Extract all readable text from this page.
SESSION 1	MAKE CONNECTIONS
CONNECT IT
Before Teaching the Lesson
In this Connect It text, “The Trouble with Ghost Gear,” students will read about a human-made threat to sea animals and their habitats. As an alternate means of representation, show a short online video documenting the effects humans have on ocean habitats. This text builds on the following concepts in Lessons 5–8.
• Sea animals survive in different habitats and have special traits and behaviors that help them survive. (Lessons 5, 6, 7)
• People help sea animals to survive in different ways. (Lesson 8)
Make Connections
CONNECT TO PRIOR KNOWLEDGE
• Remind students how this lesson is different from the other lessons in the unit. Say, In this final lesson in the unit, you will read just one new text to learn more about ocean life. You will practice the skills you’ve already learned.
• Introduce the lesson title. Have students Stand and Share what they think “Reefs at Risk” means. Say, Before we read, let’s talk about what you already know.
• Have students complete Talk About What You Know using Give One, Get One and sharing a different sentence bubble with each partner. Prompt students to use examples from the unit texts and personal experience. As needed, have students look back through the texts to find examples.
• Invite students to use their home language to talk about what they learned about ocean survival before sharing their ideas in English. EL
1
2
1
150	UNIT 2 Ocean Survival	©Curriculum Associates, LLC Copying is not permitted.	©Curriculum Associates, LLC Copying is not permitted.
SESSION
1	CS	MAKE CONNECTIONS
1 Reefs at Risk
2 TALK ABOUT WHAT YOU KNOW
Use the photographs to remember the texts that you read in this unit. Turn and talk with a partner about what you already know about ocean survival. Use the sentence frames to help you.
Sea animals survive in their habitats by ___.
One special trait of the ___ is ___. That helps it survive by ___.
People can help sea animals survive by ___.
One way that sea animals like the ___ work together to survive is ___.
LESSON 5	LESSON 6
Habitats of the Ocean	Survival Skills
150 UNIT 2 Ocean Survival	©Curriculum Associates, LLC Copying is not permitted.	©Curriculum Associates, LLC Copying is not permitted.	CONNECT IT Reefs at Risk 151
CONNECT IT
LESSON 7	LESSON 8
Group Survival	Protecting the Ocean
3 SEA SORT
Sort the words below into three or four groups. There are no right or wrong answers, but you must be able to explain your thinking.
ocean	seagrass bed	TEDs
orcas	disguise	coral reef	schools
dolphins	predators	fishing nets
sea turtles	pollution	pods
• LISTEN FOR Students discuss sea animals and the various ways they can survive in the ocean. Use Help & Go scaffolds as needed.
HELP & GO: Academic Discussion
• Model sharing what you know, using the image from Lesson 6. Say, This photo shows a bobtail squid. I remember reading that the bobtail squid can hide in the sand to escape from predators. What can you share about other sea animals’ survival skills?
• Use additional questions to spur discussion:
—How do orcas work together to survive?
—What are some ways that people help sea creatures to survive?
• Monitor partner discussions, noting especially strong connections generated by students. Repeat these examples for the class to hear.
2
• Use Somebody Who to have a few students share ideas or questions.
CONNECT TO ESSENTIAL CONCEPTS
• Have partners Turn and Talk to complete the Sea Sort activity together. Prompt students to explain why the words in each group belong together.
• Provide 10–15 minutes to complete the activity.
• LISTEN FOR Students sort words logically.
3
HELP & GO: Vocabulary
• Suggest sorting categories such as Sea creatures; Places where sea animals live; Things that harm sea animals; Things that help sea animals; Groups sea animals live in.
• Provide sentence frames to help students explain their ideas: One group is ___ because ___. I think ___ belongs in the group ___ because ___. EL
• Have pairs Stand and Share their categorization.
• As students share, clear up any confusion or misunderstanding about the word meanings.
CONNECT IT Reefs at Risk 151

****************

Exercise
Reproduce every line of the data verbatim.

Output
Extract all readable text from this page.
SESSION 1	MAKE CONNECTIONS
CONNECT IT
Before Teaching the Lesson
In this Connect It text, “The Trouble with Ghost Gear,” students will read about a human-made threat to sea animals and their habitats. As an alternate means of representation, show a short online video documenting the effects humans have on ocean habitats. This text builds on the following concepts in Lessons 5–8.
• Sea animals survive in different habitats and have special traits and behaviors that help them survive. (Lessons 5, 6, 7)
• People help sea animals to survive in different ways. (Lesson 8)
Make Connections
CONNECT TO PRIOR KNOWLEDGE
• Remind students how this lesson is different from the other lessons in the unit. Say, In this final lesson in the unit, you will read just one new text to learn more about ocean life. You will practice the skills you’ve already learned.
• Introduce the lesson title. Have students Stand and Share what they think “Reefs at Risk” means. Say, Before we read, let’s talk about what you already know.
• Have students complete Talk About What You Know using Give One, Get One and sharing a different sentence bubble with each partner. Prompt students to use examples from the unit texts and personal experience. As needed, have students look back through the texts to find examples.
• Invite students to use their home language to talk about what they learned about ocean survival before sharing their ideas in English. EL
1
2
1
150	UNIT 2 Ocean Survival	©Curriculum Associates, LLC Copying is not permitted.	©Curriculum Associates, LLC Copying is not permitted.
SESSION
1	CS	MAKE CONNECTIONS
1 Reefs at Risk
2 TALK ABOUT WHAT YOU KNOW
Use the photographs to remember the texts that you read in this unit. Turn and talk with a partner about what you already know about ocean survival. Use the sentence frames to help you.
Sea animals survive in their habitats by ___.
One special trait of the ___ is ___. That helps it survive by ___.
People can help sea animals survive by ___.
One way that sea animals like the ___ work together to survive is ___.
LESSON 5	LESSON 6
Habitats of the Ocean	Survival Skills
150 UNIT 2 Ocean Survival	©Curriculum Associates, LLC Copying is not permitted.	©Curriculum Associates, LLC Copying is not permitted.	CONNECT IT Reefs at Risk 151
CONNECT IT
LESSON 7	LESSON 8
Group Survival	Protecting the Ocean
3 SEA SORT
Sort the words below into three or four groups. There are no right or wrong answers, but you must be able to explain your thinking.
ocean	seagrass bed	TEDs
orcas	disguise	coral reef	schools
dolphins	predators	fishing nets
sea turtles	pollution	pods
• LISTEN FOR Students discuss sea animals and the various ways they can survive in the ocean. Use Help & Go scaffolds as needed.
HELP & GO: Academic Discussion
• Model sharing what you know, using the image from Lesson 6. Say, This photo shows a bobtail squid. I remember reading that the bobtail squid can hide in the sand to escape from predators. What can you share about other sea animals’ survival skills?
• Use additional questions to spur discussion:
—How do orcas work together to survive?
—What are some ways that people help sea creatures to survive?
• Monitor partner discussions, noting especially strong connections generated by students. Repeat these examples for the class to hear.
2
• Use Somebody Who to have a few students share ideas or questions.
CONNECT TO ESSENTIAL CONCEPTS
• Have partners Turn and Talk to complete the Sea Sort activity together. Prompt students to explain why the words in each group belong together.
• Provide 10–15 minutes to complete the activity.
• LISTEN FOR Students sort words logically.
3
HELP & GO: Vocabulary
• Suggest sorting categories such as Sea creatures; Places where sea animals live; Things that harm sea animals; Things that help sea animals; Groups sea animals live in.
• Provide sentence frames to help students explain their ideas: One group is ___ because ___. I think ___ belongs in the group ___ because ___. EL
• Have pairs Stand and Share their categorization.
• As students share, clear up any confusion or misunderstanding about the word meanings.
CONNECT IT Reefs at Risk 151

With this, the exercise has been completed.